• Problem statement
Determine the number of lines containing the word "сетевых", and state that figure alone.

• Source records

○ ○ ○

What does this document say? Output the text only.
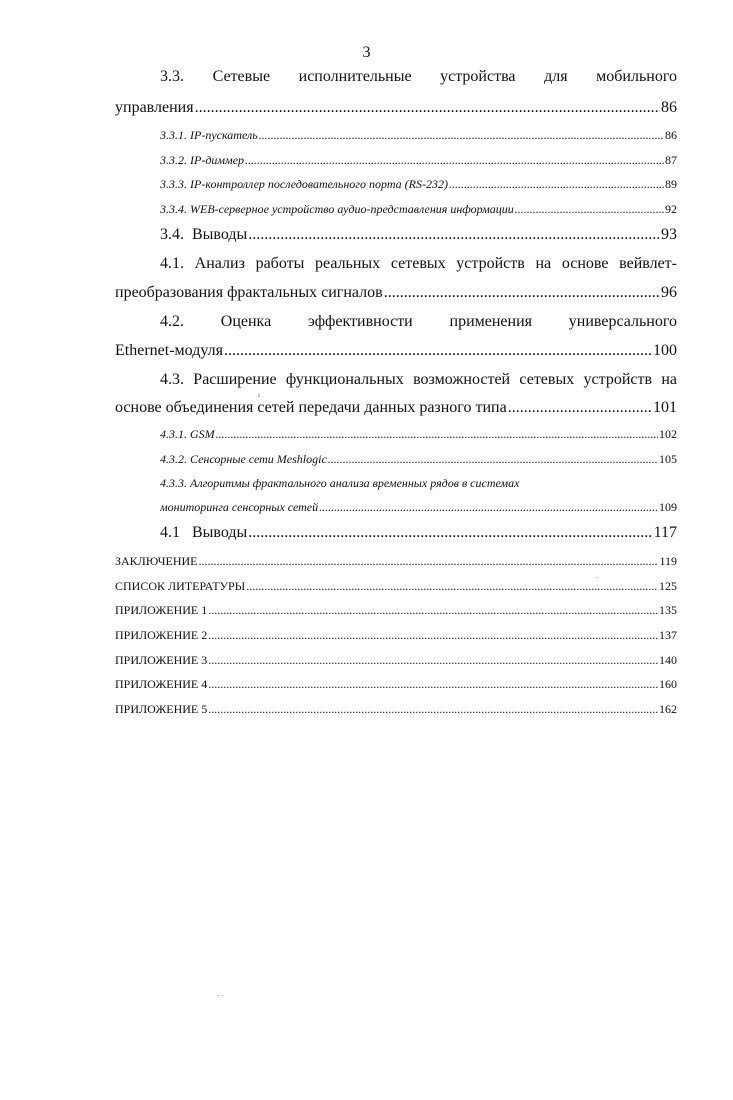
3
3.3. Сетевые исполнительные устройства для мобильного
управления .....	86
3.3.1. IP-пускатель .....	86
3.3.2. IP-диммер .....	87
3.3.3. IP-контроллер последовательного порта (RS-232) .....	89
3.3.4. WEB-серверное устройство аудио-представления информации .....	92
3.4.  Выводы .....	93
4.1. Анализ работы реальных сетевых устройств на основе вейвлет-
преобразования фрактальных сигналов .....	96
4.2. Оценка эффективности применения универсального
Ethernet-модуля .....	100
4.3. Расширение функциональных возможностей сетевых устройств на
основе объединения сетей передачи данных разного типа .....	101
4.3.1. GSM .....	102
4.3.2. Сенсорные сети Meshlogic .....	105
4.3.3. Алгоритмы фрактального анализа временных рядов в системах
мониторинга сенсорных сетей .....	109
4.1   Выводы .....	117
ЗАКЛЮЧЕНИЕ .....	119
СПИСОК ЛИТЕРАТУРЫ .....	125
ПРИЛОЖЕНИЕ 1 .....	135
ПРИЛОЖЕНИЕ 2 .....	137
ПРИЛОЖЕНИЕ 3 .....	140
ПРИЛОЖЕНИЕ 4 .....	160
ПРИЛОЖЕНИЕ 5 .....	162
ı
·
· ·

○ ○ ○

• Result of this task
2